OBJECTIVE =
Going through the material below, please gather all lines with the word "milliers" in them.

___ ENTRIES

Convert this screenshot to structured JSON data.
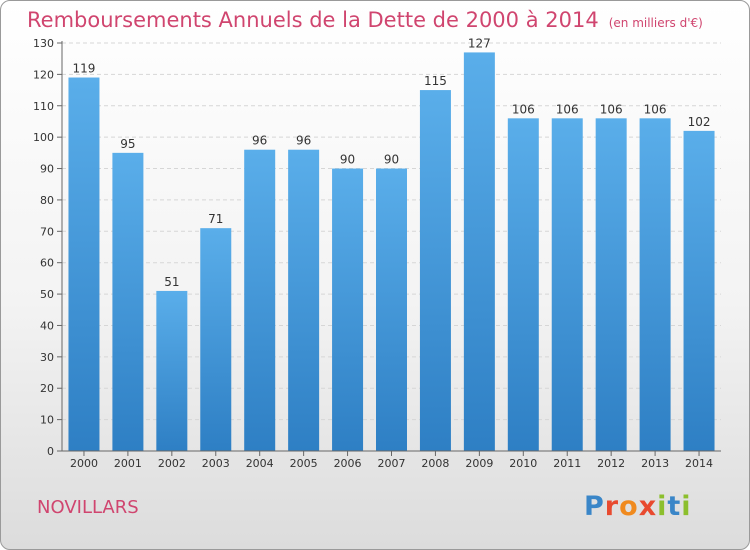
{
  "header": {
    "title": "Remboursements Annuels de la Dette de 2000 à 2014",
    "unit": "(en milliers d'€)"
  },
  "place": "NOVILLARS",
  "logo": {
    "text": "Proxiti"
  },
  "colors": {
    "bar_light": "#5aaeea",
    "bar_dark": "#2e7fc4",
    "title": "#d0456f"
  },
  "chart_data": {
    "type": "bar",
    "title": "Remboursements Annuels de la Dette de 2000 à 2014",
    "subtitle": "(en milliers d'€)",
    "xlabel": "",
    "ylabel": "",
    "categories": [
      "2000",
      "2001",
      "2002",
      "2003",
      "2004",
      "2005",
      "2006",
      "2007",
      "2008",
      "2009",
      "2010",
      "2011",
      "2012",
      "2013",
      "2014"
    ],
    "values": [
      119,
      95,
      51,
      71,
      96,
      96,
      90,
      90,
      115,
      127,
      106,
      106,
      106,
      106,
      102
    ],
    "ylim": [
      0,
      130
    ],
    "yticks": [
      0,
      10,
      20,
      30,
      40,
      50,
      60,
      70,
      80,
      90,
      100,
      110,
      120,
      130
    ],
    "grid": true,
    "legend": "none"
  }
}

______

ANSWER =
    "unit": "(en milliers d'€)"
    "subtitle": "(en milliers d'€)",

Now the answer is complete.